## BEGIN DATASET ROWS

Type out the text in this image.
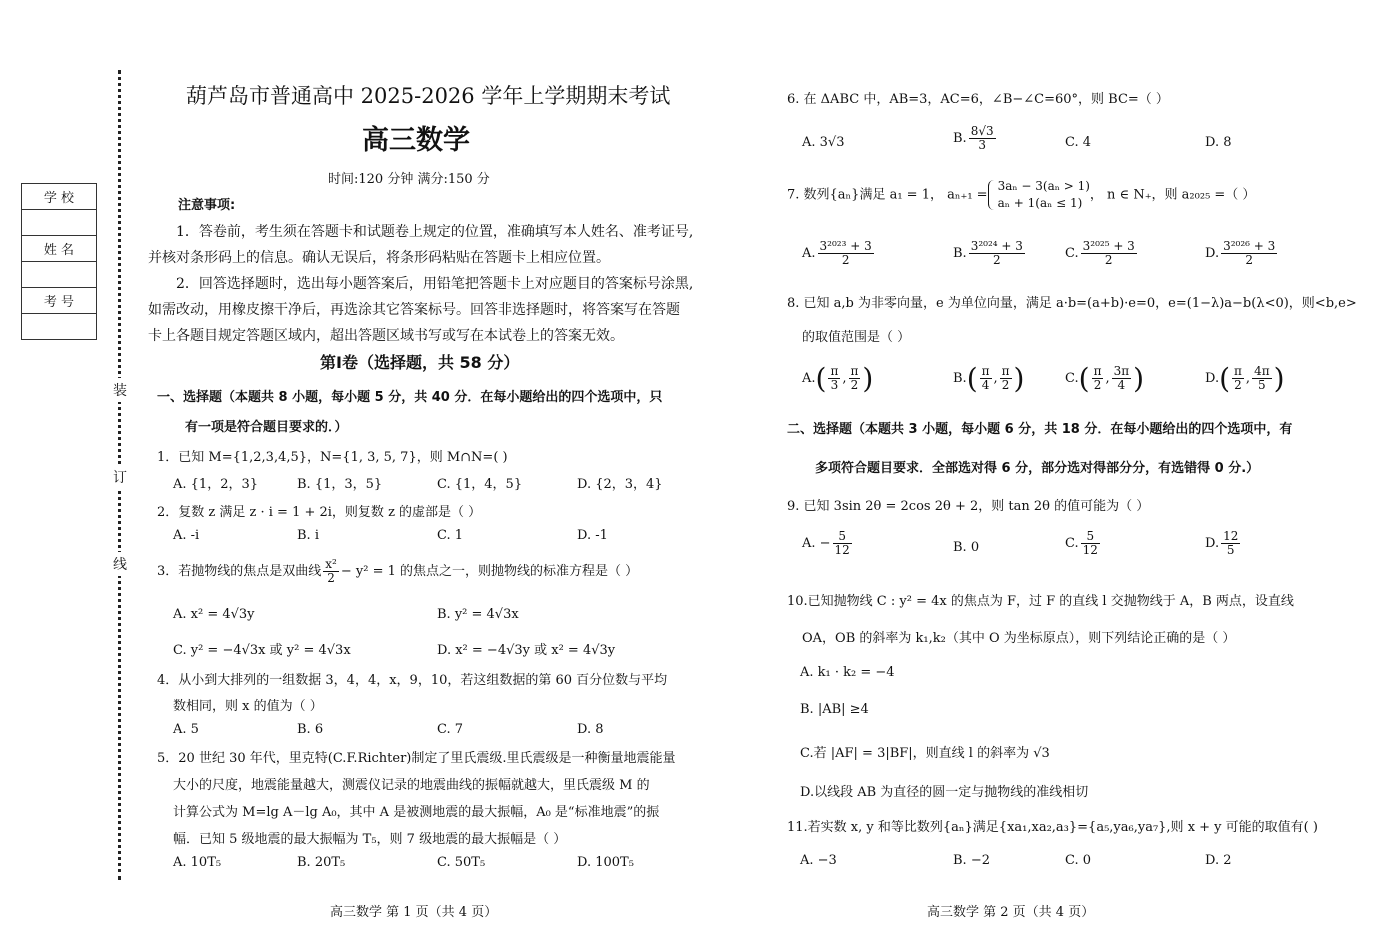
装
订
线
学 校

姓 名

考 号

葫芦岛市普通高中 2025-2026 学年上学期期末考试
高三数学
时间:120 分钟 满分:150 分
注意事项:
1．答卷前，考生须在答题卡和试题卷上规定的位置，准确填写本人姓名、准考证号,
并核对条形码上的信息。确认无误后，将条形码粘贴在答题卡上相应位置。
2．回答选择题时，选出每小题答案后，用铅笔把答题卡上对应题目的答案标号涂黑,
如需改动，用橡皮擦干净后，再选涂其它答案标号。回答非选择题时，将答案写在答题
卡上各题目规定答题区域内，超出答题区域书写或写在本试卷上的答案无效。
第Ⅰ卷（选择题，共 58 分）
一、选择题（本题共 8 小题，每小题 5 分，共 40 分．在每小题给出的四个选项中，只
有一项是符合题目要求的．）
1．已知 M={1,2,3,4,5}，N={1, 3, 5, 7}，则 M∩N=( )
A. {1，2，3}	B. {1，3，5}	C. {1，4，5}	D. {2，3，4}
2．复数 z 满足 z · i = 1 + 2i，则复数 z 的虚部是（ ）
A. -i	B. i	C. 1	D. -1
3．若抛物线的焦点是双曲线 $\frac{\text{x²}}{2} - y^2 = 1$ 的焦点之一，则抛物线的标准方程是（ ）
A. x² = 4√3y	B. y² = 4√3x
C. y² = −4√3x 或 y² = 4√3x	D. x² = −4√3y 或 x² = 4√3y
4．从小到大排列的一组数据 3，4，4，x，9，10，若这组数据的第 60 百分位数与平均
数相同，则 x 的值为（ ）
A. 5	B. 6	C. 7	D. 8
5．20 世纪 30 年代，里克特(C.F.Richter)制定了里氏震级.里氏震级是一种衡量地震能量
大小的尺度，地震能量越大，测震仪记录的地震曲线的振幅就越大，里氏震级 M 的
计算公式为 M=lg A－lg A₀，其中 A 是被测地震的最大振幅，A₀ 是“标准地震”的振
幅．已知 5 级地震的最大振幅为 T₅，则 7 级地震的最大振幅是（ ）
A. 10T₅	B. 20T₅	C. 50T₅	D. 100T₅
高三数学 第 1 页（共 4 页）
6. 在 ΔABC 中，AB=3，AC=6，∠B−∠C=60°，则 BC=（ ）
A. 3√3	B. $\frac{8√3}{3}$	C. 4	D. 8
7. 数列{aₙ}满足 a₁ = 1， aₙ₊₁ =
3aₙ − 3(aₙ > 1)
aₙ + 1(aₙ ≤ 1)
， n ∈ N₊，则 a₂₀₂₅ =（ ）
A. $\frac{\text{3²⁰²³ + 3}}{2}$	B. $\frac{\text{3²⁰²⁴ + 3}}{2}$	C. $\frac{\text{3²⁰²⁵ + 3}}{2}$	D. $\frac{\text{3²⁰²⁶ + 3}}{2}$
8. 已知 a,b 为非零向量，e 为单位向量，满足 a·b=(a+b)·e=0，e=(1−λ)a−b(λ<0)，则<b,e>
的取值范围是（ ）
$A.( \frac{\pi}{3}$ , $\frac{\pi}{2}$ )	$B.( \frac{\pi}{4}$ , $\frac{\pi}{2}$ )	$C.( \frac{\pi}{2}$ , $\frac{3\pi}{4}$ )	$D.( \frac{\pi}{2}$ , $\frac{4\pi}{5}$ )
二、选择题（本题共 3 小题，每小题 6 分，共 18 分．在每小题给出的四个选项中，有
多项符合题目要求．全部选对得 6 分，部分选对得部分分，有选错得 0 分.）
9. 已知 3sin 2θ = 2cos 2θ + 2，则 tan 2θ 的值可能为（ ）
A. − $\frac{5}{12}$	B. 0	C. $\frac{5}{12}$	D. $\frac{12}{5}$
10.已知抛物线 C : y² = 4x 的焦点为 F，过 F 的直线 l 交抛物线于 A，B 两点，设直线
OA，OB 的斜率为 k₁,k₂（其中 O 为坐标原点），则下列结论正确的是（ ）
A. k₁ · k₂ = −4
B. |AB| ≥4
C.若 |AF| = 3|BF|，则直线 l 的斜率为 √3
D.以线段 AB 为直径的圆一定与抛物线的准线相切
11.若实数 x, y 和等比数列{aₙ}满足{xa₁,xa₂,a₃}={a₅,ya₆,ya₇},则 x + y 可能的取值有( )
A. −3	B. −2	C. 0	D. 2
高三数学 第 2 页（共 4 页）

## END DATASET ROWS

**AIM OF THE TASK**
Every line above should be returned exactly; the pictures stay out.

**SOLUTION TO THIS EXERCISE**
Type out the text in this image.
装
订
线
学 校

姓 名

考 号

葫芦岛市普通高中 2025-2026 学年上学期期末考试
高三数学
时间:120 分钟 满分:150 分
注意事项:
1．答卷前，考生须在答题卡和试题卷上规定的位置，准确填写本人姓名、准考证号,
并核对条形码上的信息。确认无误后，将条形码粘贴在答题卡上相应位置。
2．回答选择题时，选出每小题答案后，用铅笔把答题卡上对应题目的答案标号涂黑,
如需改动，用橡皮擦干净后，再选涂其它答案标号。回答非选择题时，将答案写在答题
卡上各题目规定答题区域内，超出答题区域书写或写在本试卷上的答案无效。
第Ⅰ卷（选择题，共 58 分）
一、选择题（本题共 8 小题，每小题 5 分，共 40 分．在每小题给出的四个选项中，只
有一项是符合题目要求的．）
1．已知 M={1,2,3,4,5}，N={1, 3, 5, 7}，则 M∩N=( )
A. {1，2，3}	B. {1，3，5}	C. {1，4，5}	D. {2，3，4}
2．复数 z 满足 z · i = 1 + 2i，则复数 z 的虚部是（ ）
A. -i	B. i	C. 1	D. -1
3．若抛物线的焦点是双曲线 $\frac{\text{x²}}{2} - y^2 = 1$ 的焦点之一，则抛物线的标准方程是（ ）
A. x² = 4√3y	B. y² = 4√3x
C. y² = −4√3x 或 y² = 4√3x	D. x² = −4√3y 或 x² = 4√3y
4．从小到大排列的一组数据 3，4，4，x，9，10，若这组数据的第 60 百分位数与平均
数相同，则 x 的值为（ ）
A. 5	B. 6	C. 7	D. 8
5．20 世纪 30 年代，里克特(C.F.Richter)制定了里氏震级.里氏震级是一种衡量地震能量
大小的尺度，地震能量越大，测震仪记录的地震曲线的振幅就越大，里氏震级 M 的
计算公式为 M=lg A－lg A₀，其中 A 是被测地震的最大振幅，A₀ 是“标准地震”的振
幅．已知 5 级地震的最大振幅为 T₅，则 7 级地震的最大振幅是（ ）
A. 10T₅	B. 20T₅	C. 50T₅	D. 100T₅
高三数学 第 1 页（共 4 页）
6. 在 ΔABC 中，AB=3，AC=6，∠B−∠C=60°，则 BC=（ ）
A. 3√3	B. $\frac{8√3}{3}$	C. 4	D. 8
7. 数列{aₙ}满足 a₁ = 1， aₙ₊₁ =
3aₙ − 3(aₙ > 1)
aₙ + 1(aₙ ≤ 1)
， n ∈ N₊，则 a₂₀₂₅ =（ ）
A. $\frac{\text{3²⁰²³ + 3}}{2}$	B. $\frac{\text{3²⁰²⁴ + 3}}{2}$	C. $\frac{\text{3²⁰²⁵ + 3}}{2}$	D. $\frac{\text{3²⁰²⁶ + 3}}{2}$
8. 已知 a,b 为非零向量，e 为单位向量，满足 a·b=(a+b)·e=0，e=(1−λ)a−b(λ<0)，则<b,e>
的取值范围是（ ）
$A.( \frac{\pi}{3}$ , $\frac{\pi}{2}$ )	$B.( \frac{\pi}{4}$ , $\frac{\pi}{2}$ )	$C.( \frac{\pi}{2}$ , $\frac{3\pi}{4}$ )	$D.( \frac{\pi}{2}$ , $\frac{4\pi}{5}$ )
二、选择题（本题共 3 小题，每小题 6 分，共 18 分．在每小题给出的四个选项中，有
多项符合题目要求．全部选对得 6 分，部分选对得部分分，有选错得 0 分.）
9. 已知 3sin 2θ = 2cos 2θ + 2，则 tan 2θ 的值可能为（ ）
A. − $\frac{5}{12}$	B. 0	C. $\frac{5}{12}$	D. $\frac{12}{5}$
10.已知抛物线 C : y² = 4x 的焦点为 F，过 F 的直线 l 交抛物线于 A，B 两点，设直线
OA，OB 的斜率为 k₁,k₂（其中 O 为坐标原点），则下列结论正确的是（ ）
A. k₁ · k₂ = −4
B. |AB| ≥4
C.若 |AF| = 3|BF|，则直线 l 的斜率为 √3
D.以线段 AB 为直径的圆一定与抛物线的准线相切
11.若实数 x, y 和等比数列{aₙ}满足{xa₁,xa₂,a₃}={a₅,ya₆,ya₇},则 x + y 可能的取值有( )
A. −3	B. −2	C. 0	D. 2
高三数学 第 2 页（共 4 页）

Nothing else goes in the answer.